» **What you should do**:
Take the entries below and print all of them exactly, please.

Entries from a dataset
[START]

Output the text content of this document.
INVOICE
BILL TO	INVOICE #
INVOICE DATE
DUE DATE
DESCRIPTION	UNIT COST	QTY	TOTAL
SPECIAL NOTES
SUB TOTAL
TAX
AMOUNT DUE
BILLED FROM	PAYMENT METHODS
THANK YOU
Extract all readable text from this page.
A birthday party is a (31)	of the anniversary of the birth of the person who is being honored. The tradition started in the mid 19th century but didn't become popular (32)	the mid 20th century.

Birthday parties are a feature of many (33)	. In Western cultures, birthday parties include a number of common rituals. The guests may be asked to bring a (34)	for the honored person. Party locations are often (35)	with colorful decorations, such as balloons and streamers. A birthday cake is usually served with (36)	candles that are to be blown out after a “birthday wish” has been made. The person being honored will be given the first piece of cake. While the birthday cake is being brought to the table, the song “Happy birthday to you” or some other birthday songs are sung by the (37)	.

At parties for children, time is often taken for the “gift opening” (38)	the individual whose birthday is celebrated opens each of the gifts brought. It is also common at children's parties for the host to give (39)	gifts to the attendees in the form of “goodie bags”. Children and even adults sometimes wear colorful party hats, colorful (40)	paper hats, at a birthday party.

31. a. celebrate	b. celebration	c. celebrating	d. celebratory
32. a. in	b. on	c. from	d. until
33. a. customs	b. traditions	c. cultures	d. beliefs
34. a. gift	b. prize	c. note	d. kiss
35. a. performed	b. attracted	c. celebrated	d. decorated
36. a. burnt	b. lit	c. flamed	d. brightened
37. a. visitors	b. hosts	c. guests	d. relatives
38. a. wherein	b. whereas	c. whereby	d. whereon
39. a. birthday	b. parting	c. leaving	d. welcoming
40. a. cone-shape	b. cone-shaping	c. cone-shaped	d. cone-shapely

[END]

» **Output of the task**:
Output the text content of this document.
INVOICE
BILL TO	INVOICE #
INVOICE DATE
DUE DATE
DESCRIPTION	UNIT COST	QTY	TOTAL
SPECIAL NOTES
SUB TOTAL
TAX
AMOUNT DUE
BILLED FROM	PAYMENT METHODS
THANK YOU
Extract all readable text from this page.
A birthday party is a (31)	of the anniversary of the birth of the person who is being honored. The tradition started in the mid 19th century but didn't become popular (32)	the mid 20th century.

Birthday parties are a feature of many (33)	. In Western cultures, birthday parties include a number of common rituals. The guests may be asked to bring a (34)	for the honored person. Party locations are often (35)	with colorful decorations, such as balloons and streamers. A birthday cake is usually served with (36)	candles that are to be blown out after a “birthday wish” has been made. The person being honored will be given the first piece of cake. While the birthday cake is being brought to the table, the song “Happy birthday to you” or some other birthday songs are sung by the (37)	.

At parties for children, time is often taken for the “gift opening” (38)	the individual whose birthday is celebrated opens each of the gifts brought. It is also common at children's parties for the host to give (39)	gifts to the attendees in the form of “goodie bags”. Children and even adults sometimes wear colorful party hats, colorful (40)	paper hats, at a birthday party.

31. a. celebrate	b. celebration	c. celebrating	d. celebratory
32. a. in	b. on	c. from	d. until
33. a. customs	b. traditions	c. cultures	d. beliefs
34. a. gift	b. prize	c. note	d. kiss
35. a. performed	b. attracted	c. celebrated	d. decorated
36. a. burnt	b. lit	c. flamed	d. brightened
37. a. visitors	b. hosts	c. guests	d. relatives
38. a. wherein	b. whereas	c. whereby	d. whereon
39. a. birthday	b. parting	c. leaving	d. welcoming
40. a. cone-shape	b. cone-shaping	c. cone-shaped	d. cone-shapely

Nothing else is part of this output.